### What the task requires
In the data, find the word "Endpoint" and copy out every line that has it.

### Records
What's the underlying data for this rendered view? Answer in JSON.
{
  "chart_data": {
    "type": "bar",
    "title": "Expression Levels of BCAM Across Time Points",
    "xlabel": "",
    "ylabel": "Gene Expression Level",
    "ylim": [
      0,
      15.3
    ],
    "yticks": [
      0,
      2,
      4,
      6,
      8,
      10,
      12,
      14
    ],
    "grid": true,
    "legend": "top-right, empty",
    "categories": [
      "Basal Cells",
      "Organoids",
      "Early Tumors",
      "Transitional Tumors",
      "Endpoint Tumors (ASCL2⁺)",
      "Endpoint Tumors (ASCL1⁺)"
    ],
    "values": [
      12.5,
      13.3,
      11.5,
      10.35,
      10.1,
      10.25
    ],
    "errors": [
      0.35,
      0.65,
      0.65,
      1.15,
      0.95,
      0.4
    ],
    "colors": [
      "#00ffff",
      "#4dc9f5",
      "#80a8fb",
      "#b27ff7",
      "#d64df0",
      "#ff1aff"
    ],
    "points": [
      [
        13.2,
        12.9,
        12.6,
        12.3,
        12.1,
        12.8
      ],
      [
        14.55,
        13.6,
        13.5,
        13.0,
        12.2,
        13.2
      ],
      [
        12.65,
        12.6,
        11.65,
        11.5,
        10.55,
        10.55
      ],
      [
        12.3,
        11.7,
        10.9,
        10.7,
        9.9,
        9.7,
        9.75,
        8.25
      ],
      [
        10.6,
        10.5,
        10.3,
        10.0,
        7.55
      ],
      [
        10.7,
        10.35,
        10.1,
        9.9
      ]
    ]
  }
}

### Result
      "Endpoint Tumors (ASCL2⁺)",
      "Endpoint Tumors (ASCL1⁺)"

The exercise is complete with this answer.